# [WRITTEN TASK 1]
Reproduce the passage on workplace style from "Have you ever" up to and including "you’ve been seeking.".
# [WRITTEN TASK 2]
Pick up the piece on dressing for the workplace after its final sentence and continue it.

# [SELECTED PASSAGE]
======

You are your own brand. Everything about how you dress, to the colors you choose and even your makeup routine, tells the world who you are and what you have to offer, especially when warming up to a new workplace environment. Whether it’s a small sales desk or a corporate corner office, this is a world where image is of the utmost importance.
Have you ever stopped to ask what others think when they see you? Do you have the professionalism and concierge of a flight attendant? Are you friendly? Or maybe you’re a bit stoic and serious. Once you set foot in the office environment, your looks matter, and it could be the one thing between you and that opportunity you’ve been seeking.
Cue the work uniform, and I’m not talking polos and khakis, either. This is the style staple that you’ll create for yourself to put your best heel forward in any and every setting, whether you’re cute and casual, or a boardroom beauty.

======

# [SOURCE EXCERPT]

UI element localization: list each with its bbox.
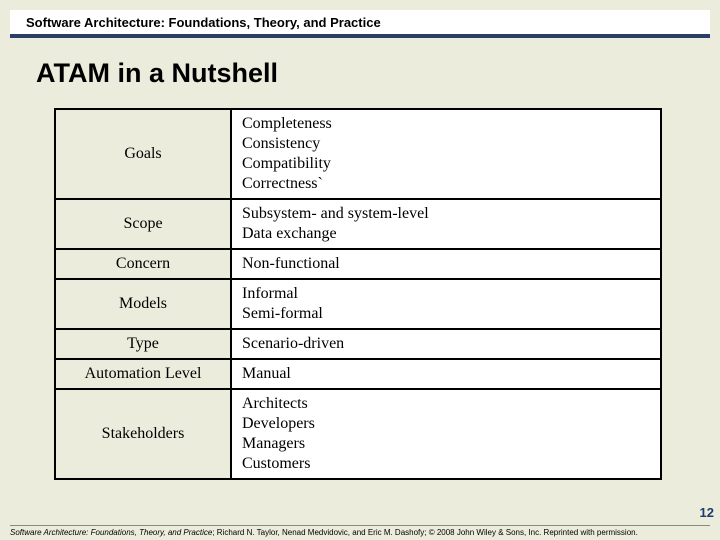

======

# [EXPECTED OUTPUT 1]
Have you ever stopped to ask what others think when they see you? Do you have the professionalism and concierge of a flight attendant? Are you friendly? Or maybe you’re a bit stoic and serious. Once you set foot in the office environment, your looks matter, and it could be the one thing between you and that opportunity you’ve been seeking.

# [EXPECTED OUTPUT 2]
It’s kind of exciting to read the words “casual” in the company dress code. But for the career girl, this is a call to be something more than average. We’re going for a little competitive edge with a look that helps you stand out while staying within professional bounds. But casual can easily turn into chaos unless you settle on some practical staples in your work wardrobe.
Building Your Look
Since we’re not in a business setting, it’s okay to have some fun with color, prints, and patterns so long as you contrast it with color blocking. (For example, a leopard print blouse pairs best with a solid brown or black skirt.) This keeps your look from becoming extra.
For your top: You can go as simple as a tee or as fancy as a sheer top layered over a cami. (Just keep any and all cleavage out of the picture.)
Bottoms are best in solid colors to keep attention above the waist. And even though the company policy says casual, you’d do well to avoid denim anyway (or at least until jeans day comes around).
Bottoms are best in solid colors to keep attention above the waist.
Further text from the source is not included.